-- Start Dataset entries --
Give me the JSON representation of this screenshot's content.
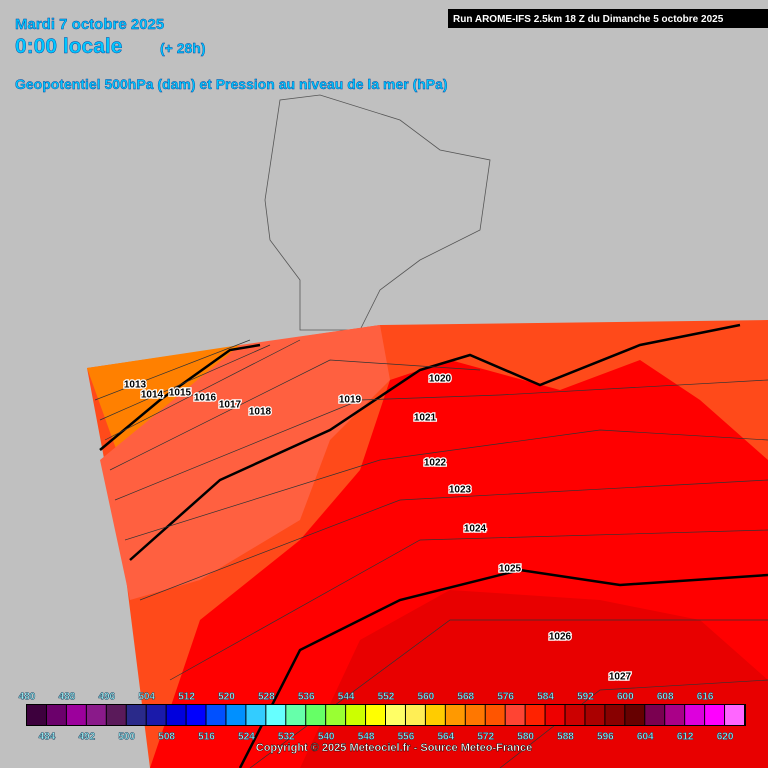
{
  "header": {
    "date": "Mardi 7 octobre 2025",
    "time": "0:00 locale",
    "lead": "(+ 28h)",
    "subtitle": "Geopotentiel 500hPa (dam) et Pression au niveau de la mer (hPa)",
    "run": "Run AROME-IFS 2.5km 18 Z du Dimanche 5 octobre 2025"
  },
  "isobar_labels": [
    "1013",
    "1014",
    "1015",
    "1016",
    "1017",
    "1018",
    "1019",
    "1020",
    "1021",
    "1022",
    "1023",
    "1024",
    "1025",
    "1026",
    "1027"
  ],
  "legend": {
    "values": [
      480,
      484,
      488,
      492,
      496,
      500,
      504,
      508,
      512,
      516,
      520,
      524,
      528,
      532,
      536,
      540,
      544,
      548,
      552,
      556,
      560,
      564,
      568,
      572,
      576,
      580,
      584,
      588,
      592,
      596,
      600,
      604,
      608,
      612,
      616,
      620
    ],
    "colors": [
      "#3d003d",
      "#6b006b",
      "#9c009c",
      "#8a1a8a",
      "#5a1a5a",
      "#2a2a8a",
      "#1a1aaa",
      "#0000dd",
      "#0000ff",
      "#0050ff",
      "#0090ff",
      "#33ccff",
      "#66ffff",
      "#66ffaa",
      "#66ff66",
      "#99ff33",
      "#ccff00",
      "#ffff00",
      "#ffff66",
      "#ffee55",
      "#ffcc00",
      "#ff9900",
      "#ff7700",
      "#ff5500",
      "#ff4433",
      "#ff2200",
      "#ee0000",
      "#cc0000",
      "#aa0000",
      "#880000",
      "#660000",
      "#7a0050",
      "#aa0088",
      "#dd00dd",
      "#ff00ff",
      "#ff66ff"
    ]
  },
  "copyright": "Copyright © 2025 Meteociel.fr - Source Meteo-France"
}
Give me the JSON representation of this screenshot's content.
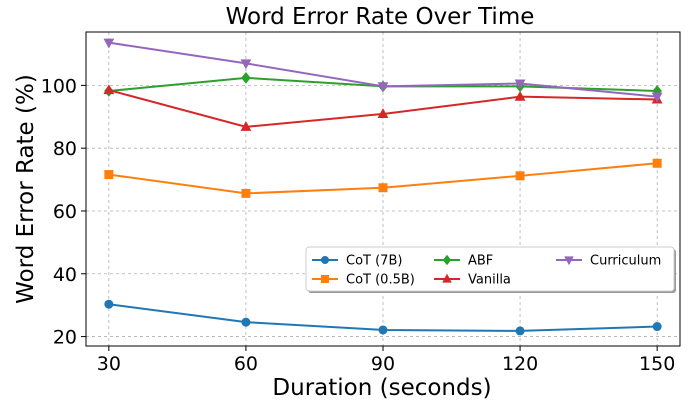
{
  "chart_data": {
    "type": "line",
    "title": "Word Error Rate Over Time",
    "xlabel": "Duration (seconds)",
    "ylabel": "Word Error Rate (%)",
    "x": [
      30,
      60,
      90,
      120,
      150
    ],
    "xticks": [
      "30",
      "60",
      "90",
      "120",
      "150"
    ],
    "yticks": [
      "20",
      "40",
      "60",
      "80",
      "100"
    ],
    "xlim": [
      25,
      155
    ],
    "ylim": [
      17,
      117
    ],
    "grid": true,
    "legend_position": "lower-right",
    "series": [
      {
        "name": "CoT (7B)",
        "color": "#1f77b4",
        "marker": "circle",
        "values": [
          30.3,
          24.6,
          22.1,
          21.8,
          23.2
        ]
      },
      {
        "name": "CoT (0.5B)",
        "color": "#ff7f0e",
        "marker": "square",
        "values": [
          71.6,
          65.6,
          67.4,
          71.2,
          75.2
        ]
      },
      {
        "name": "ABF",
        "color": "#2ca02c",
        "marker": "diamond",
        "values": [
          98.2,
          102.4,
          99.7,
          99.7,
          98.2
        ]
      },
      {
        "name": "Vanilla",
        "color": "#d62728",
        "marker": "triangle-up",
        "values": [
          98.5,
          86.8,
          90.9,
          96.4,
          95.5
        ]
      },
      {
        "name": "Curriculum",
        "color": "#9467bd",
        "marker": "triangle-down",
        "values": [
          113.6,
          107.0,
          99.7,
          100.6,
          96.4
        ]
      }
    ]
  }
}
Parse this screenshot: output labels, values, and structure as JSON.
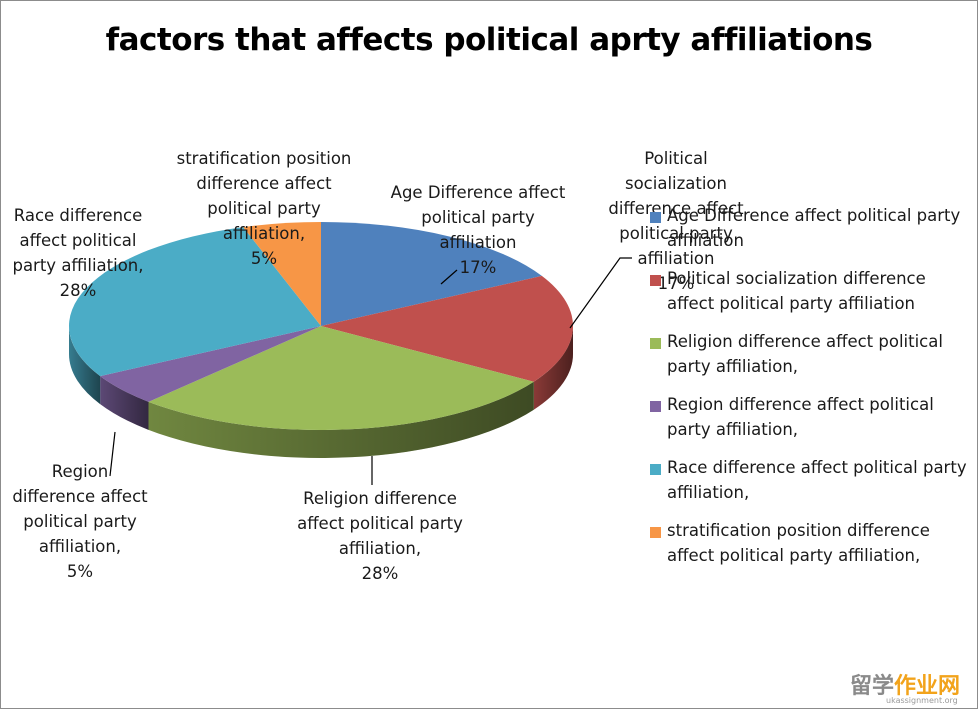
-- End Dataset entries --
**Task to carry out:**
Reproduce every entry exactly, but omit each picture.

**Output of the task:**
Give me the JSON representation of this screenshot's content.
{
  "header": {
    "date": "Mardi 7 octobre 2025",
    "time": "0:00 locale",
    "lead": "(+ 28h)",
    "subtitle": "Geopotentiel 500hPa (dam) et Pression au niveau de la mer (hPa)",
    "run": "Run AROME-IFS 2.5km 18 Z du Dimanche 5 octobre 2025"
  },
  "isobar_labels": [
    "1013",
    "1014",
    "1015",
    "1016",
    "1017",
    "1018",
    "1019",
    "1020",
    "1021",
    "1022",
    "1023",
    "1024",
    "1025",
    "1026",
    "1027"
  ],
  "legend": {
    "values": [
      480,
      484,
      488,
      492,
      496,
      500,
      504,
      508,
      512,
      516,
      520,
      524,
      528,
      532,
      536,
      540,
      544,
      548,
      552,
      556,
      560,
      564,
      568,
      572,
      576,
      580,
      584,
      588,
      592,
      596,
      600,
      604,
      608,
      612,
      616,
      620
    ],
    "colors": [
      "#3d003d",
      "#6b006b",
      "#9c009c",
      "#8a1a8a",
      "#5a1a5a",
      "#2a2a8a",
      "#1a1aaa",
      "#0000dd",
      "#0000ff",
      "#0050ff",
      "#0090ff",
      "#33ccff",
      "#66ffff",
      "#66ffaa",
      "#66ff66",
      "#99ff33",
      "#ccff00",
      "#ffff00",
      "#ffff66",
      "#ffee55",
      "#ffcc00",
      "#ff9900",
      "#ff7700",
      "#ff5500",
      "#ff4433",
      "#ff2200",
      "#ee0000",
      "#cc0000",
      "#aa0000",
      "#880000",
      "#660000",
      "#7a0050",
      "#aa0088",
      "#dd00dd",
      "#ff00ff",
      "#ff66ff"
    ]
  },
  "copyright": "Copyright © 2025 Meteociel.fr - Source Meteo-France"
}
Give me the JSON representation of this screenshot's content.
{
  "chart_data": {
    "type": "line",
    "title": "Word Error Rate Over Time",
    "xlabel": "Duration (seconds)",
    "ylabel": "Word Error Rate (%)",
    "x": [
      30,
      60,
      90,
      120,
      150
    ],
    "xticks": [
      "30",
      "60",
      "90",
      "120",
      "150"
    ],
    "yticks": [
      "20",
      "40",
      "60",
      "80",
      "100"
    ],
    "xlim": [
      25,
      155
    ],
    "ylim": [
      17,
      117
    ],
    "grid": true,
    "legend_position": "lower-right",
    "series": [
      {
        "name": "CoT (7B)",
        "color": "#1f77b4",
        "marker": "circle",
        "values": [
          30.3,
          24.6,
          22.1,
          21.8,
          23.2
        ]
      },
      {
        "name": "CoT (0.5B)",
        "color": "#ff7f0e",
        "marker": "square",
        "values": [
          71.6,
          65.6,
          67.4,
          71.2,
          75.2
        ]
      },
      {
        "name": "ABF",
        "color": "#2ca02c",
        "marker": "diamond",
        "values": [
          98.2,
          102.4,
          99.7,
          99.7,
          98.2
        ]
      },
      {
        "name": "Vanilla",
        "color": "#d62728",
        "marker": "triangle-up",
        "values": [
          98.5,
          86.8,
          90.9,
          96.4,
          95.5
        ]
      },
      {
        "name": "Curriculum",
        "color": "#9467bd",
        "marker": "triangle-down",
        "values": [
          113.6,
          107.0,
          99.7,
          100.6,
          96.4
        ]
      }
    ]
  }
}
Parse this screenshot: output labels, values, and structure as JSON.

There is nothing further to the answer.